# EXERCISE PROMPT:
Below are the records. Gather each line that holds "Enter".

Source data
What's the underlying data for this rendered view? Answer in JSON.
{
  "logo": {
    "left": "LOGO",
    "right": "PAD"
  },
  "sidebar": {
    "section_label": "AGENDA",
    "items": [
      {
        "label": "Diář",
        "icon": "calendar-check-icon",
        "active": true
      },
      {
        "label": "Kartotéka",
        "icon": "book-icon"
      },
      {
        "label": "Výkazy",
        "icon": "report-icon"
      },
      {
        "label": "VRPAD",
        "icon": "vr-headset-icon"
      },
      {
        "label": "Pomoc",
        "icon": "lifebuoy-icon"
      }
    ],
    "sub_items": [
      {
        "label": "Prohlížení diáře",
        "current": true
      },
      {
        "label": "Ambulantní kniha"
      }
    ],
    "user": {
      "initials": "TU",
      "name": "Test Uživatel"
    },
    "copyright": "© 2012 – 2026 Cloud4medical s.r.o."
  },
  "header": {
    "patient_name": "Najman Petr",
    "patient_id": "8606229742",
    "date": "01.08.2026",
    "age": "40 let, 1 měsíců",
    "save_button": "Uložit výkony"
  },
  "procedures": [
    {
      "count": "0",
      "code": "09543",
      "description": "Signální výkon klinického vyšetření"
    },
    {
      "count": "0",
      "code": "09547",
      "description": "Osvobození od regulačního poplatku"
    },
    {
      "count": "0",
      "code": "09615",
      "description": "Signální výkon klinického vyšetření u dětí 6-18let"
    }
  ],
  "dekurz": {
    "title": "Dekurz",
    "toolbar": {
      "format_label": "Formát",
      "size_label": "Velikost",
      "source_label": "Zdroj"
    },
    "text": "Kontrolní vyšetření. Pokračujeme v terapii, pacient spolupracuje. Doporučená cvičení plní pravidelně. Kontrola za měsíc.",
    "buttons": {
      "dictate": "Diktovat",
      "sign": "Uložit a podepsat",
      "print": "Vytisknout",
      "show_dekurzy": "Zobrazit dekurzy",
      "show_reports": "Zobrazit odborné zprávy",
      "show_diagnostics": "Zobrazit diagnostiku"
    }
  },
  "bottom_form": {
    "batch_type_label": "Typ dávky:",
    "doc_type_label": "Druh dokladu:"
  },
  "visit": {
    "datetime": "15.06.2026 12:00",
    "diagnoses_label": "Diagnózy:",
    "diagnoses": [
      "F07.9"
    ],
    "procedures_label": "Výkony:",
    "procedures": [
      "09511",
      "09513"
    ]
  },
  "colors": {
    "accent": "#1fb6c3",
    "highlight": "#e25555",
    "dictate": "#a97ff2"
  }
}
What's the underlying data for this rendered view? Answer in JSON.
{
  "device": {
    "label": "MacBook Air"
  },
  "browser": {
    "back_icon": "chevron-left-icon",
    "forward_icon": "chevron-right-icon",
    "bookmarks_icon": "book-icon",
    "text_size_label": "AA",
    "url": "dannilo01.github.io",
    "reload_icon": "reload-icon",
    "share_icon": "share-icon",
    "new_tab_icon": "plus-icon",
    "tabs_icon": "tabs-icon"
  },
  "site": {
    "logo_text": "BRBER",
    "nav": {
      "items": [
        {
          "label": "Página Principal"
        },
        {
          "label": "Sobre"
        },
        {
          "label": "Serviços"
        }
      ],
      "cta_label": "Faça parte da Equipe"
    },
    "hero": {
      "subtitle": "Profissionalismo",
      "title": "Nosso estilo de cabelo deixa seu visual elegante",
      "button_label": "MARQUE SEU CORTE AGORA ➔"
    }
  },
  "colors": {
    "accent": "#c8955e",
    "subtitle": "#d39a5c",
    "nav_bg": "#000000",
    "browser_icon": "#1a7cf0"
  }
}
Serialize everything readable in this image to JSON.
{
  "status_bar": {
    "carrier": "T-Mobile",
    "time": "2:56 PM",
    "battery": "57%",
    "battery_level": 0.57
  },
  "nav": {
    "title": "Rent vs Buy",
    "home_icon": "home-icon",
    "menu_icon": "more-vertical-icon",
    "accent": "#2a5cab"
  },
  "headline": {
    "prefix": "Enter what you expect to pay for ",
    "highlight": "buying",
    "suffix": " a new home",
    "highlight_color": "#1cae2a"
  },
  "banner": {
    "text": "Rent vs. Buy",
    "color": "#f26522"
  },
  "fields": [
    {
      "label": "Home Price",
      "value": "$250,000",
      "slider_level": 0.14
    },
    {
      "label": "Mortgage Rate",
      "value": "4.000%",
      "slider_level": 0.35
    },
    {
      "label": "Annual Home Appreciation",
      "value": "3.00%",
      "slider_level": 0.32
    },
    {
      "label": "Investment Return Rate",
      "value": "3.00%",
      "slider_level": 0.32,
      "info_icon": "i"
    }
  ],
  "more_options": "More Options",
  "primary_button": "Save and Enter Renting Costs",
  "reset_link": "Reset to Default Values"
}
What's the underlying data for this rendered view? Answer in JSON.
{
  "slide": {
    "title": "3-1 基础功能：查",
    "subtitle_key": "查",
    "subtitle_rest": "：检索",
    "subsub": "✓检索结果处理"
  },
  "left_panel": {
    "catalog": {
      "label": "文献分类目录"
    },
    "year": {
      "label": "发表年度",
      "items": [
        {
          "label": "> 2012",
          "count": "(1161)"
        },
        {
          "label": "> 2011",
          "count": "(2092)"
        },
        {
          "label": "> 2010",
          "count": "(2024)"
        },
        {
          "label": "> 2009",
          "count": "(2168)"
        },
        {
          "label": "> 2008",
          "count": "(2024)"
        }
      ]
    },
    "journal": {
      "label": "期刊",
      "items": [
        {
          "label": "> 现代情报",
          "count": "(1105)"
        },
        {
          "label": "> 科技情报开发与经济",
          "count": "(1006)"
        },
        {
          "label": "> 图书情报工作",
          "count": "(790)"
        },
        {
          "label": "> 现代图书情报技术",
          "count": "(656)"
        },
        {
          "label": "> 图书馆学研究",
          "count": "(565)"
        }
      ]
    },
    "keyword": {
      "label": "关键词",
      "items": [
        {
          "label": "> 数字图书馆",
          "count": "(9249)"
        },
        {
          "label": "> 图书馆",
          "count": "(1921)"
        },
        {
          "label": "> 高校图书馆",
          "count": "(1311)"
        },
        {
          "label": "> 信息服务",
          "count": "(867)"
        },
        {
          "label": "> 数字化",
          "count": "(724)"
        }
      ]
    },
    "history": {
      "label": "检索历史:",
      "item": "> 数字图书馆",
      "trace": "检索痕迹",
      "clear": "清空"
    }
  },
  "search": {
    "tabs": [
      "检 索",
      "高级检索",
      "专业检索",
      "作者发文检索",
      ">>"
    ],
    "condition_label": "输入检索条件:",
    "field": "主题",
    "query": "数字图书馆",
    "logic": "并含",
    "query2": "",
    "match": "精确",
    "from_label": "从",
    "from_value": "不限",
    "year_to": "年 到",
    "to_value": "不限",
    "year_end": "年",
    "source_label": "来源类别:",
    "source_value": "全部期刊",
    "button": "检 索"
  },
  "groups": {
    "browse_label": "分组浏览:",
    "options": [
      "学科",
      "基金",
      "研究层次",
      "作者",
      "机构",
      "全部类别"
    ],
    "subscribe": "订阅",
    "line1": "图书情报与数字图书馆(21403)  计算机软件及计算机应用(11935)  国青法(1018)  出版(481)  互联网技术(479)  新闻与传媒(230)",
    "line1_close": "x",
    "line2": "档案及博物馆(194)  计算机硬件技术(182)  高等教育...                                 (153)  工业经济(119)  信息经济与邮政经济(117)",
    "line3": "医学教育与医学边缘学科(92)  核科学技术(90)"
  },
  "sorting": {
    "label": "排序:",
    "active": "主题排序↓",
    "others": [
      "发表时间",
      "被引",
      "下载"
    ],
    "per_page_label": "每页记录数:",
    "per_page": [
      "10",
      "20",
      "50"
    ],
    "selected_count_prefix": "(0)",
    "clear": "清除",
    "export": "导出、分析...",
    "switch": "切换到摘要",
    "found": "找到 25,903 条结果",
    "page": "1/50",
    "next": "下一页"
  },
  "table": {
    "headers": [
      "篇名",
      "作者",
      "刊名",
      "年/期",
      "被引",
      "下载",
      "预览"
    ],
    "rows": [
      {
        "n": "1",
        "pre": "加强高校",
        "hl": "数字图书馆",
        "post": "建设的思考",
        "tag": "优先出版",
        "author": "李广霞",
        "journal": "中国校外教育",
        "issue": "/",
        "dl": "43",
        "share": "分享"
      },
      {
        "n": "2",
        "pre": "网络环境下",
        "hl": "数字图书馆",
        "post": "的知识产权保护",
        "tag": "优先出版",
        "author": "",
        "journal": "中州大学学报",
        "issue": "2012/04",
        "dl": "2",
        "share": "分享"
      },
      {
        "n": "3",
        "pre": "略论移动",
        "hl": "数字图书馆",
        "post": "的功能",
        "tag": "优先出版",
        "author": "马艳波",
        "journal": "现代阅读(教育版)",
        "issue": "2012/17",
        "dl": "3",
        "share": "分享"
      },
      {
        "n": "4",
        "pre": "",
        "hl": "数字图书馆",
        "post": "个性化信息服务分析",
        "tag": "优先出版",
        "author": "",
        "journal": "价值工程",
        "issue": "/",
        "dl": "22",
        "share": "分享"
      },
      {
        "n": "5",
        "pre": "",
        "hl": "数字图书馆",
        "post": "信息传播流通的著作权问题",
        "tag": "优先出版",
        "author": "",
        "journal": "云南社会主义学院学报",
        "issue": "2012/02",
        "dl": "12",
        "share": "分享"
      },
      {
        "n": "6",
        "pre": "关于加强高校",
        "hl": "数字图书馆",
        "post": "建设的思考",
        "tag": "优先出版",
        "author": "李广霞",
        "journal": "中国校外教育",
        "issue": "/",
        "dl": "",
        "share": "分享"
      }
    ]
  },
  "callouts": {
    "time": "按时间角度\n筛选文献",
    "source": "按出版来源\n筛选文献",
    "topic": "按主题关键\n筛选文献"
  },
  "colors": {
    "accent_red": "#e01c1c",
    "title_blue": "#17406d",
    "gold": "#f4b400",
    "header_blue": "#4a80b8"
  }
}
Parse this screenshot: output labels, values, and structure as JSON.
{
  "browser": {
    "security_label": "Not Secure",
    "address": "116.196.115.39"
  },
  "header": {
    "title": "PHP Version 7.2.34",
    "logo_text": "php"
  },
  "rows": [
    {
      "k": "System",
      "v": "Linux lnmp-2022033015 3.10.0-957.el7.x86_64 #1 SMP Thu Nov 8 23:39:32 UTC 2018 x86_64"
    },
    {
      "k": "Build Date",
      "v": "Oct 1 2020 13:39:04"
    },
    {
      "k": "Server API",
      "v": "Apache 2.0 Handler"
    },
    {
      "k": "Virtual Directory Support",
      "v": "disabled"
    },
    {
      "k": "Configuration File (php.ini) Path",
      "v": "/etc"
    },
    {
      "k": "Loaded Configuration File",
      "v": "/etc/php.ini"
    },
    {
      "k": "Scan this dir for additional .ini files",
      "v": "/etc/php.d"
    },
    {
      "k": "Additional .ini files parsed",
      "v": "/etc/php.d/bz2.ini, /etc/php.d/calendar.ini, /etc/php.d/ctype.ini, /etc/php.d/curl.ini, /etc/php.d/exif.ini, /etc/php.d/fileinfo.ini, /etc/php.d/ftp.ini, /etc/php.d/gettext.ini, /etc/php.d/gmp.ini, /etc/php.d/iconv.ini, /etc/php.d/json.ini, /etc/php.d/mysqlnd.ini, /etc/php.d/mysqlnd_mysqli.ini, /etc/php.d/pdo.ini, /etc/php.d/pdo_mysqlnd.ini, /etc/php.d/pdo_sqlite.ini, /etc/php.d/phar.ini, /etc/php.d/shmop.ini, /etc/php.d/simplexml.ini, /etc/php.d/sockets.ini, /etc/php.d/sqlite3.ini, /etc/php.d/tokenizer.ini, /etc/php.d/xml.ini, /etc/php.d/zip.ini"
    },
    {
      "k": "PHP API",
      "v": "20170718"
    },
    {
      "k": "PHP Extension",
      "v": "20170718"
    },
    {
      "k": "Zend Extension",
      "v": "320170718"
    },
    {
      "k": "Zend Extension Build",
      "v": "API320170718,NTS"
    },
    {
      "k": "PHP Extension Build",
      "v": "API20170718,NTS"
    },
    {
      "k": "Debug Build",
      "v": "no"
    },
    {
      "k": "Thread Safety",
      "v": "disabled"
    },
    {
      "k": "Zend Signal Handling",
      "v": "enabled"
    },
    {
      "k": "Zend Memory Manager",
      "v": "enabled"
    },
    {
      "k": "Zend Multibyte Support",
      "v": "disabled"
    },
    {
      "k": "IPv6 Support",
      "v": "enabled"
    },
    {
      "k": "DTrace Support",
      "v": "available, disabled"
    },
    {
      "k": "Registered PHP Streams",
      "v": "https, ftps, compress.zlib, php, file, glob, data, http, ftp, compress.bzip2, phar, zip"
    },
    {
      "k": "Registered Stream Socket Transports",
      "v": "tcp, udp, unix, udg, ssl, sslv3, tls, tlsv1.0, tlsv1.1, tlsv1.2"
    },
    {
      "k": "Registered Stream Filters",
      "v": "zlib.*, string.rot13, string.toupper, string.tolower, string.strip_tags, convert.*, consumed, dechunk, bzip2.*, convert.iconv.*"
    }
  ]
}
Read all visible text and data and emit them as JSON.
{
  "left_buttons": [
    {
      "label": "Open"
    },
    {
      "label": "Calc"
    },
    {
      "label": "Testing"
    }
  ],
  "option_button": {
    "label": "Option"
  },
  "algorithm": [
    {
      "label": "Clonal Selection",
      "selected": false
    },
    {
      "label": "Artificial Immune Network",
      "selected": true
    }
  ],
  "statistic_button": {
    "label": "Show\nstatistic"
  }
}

# RESULT OF THIS TASK:
    "prefix": "Enter what you expect to pay for ",
  "primary_button": "Save and Enter Renting Costs",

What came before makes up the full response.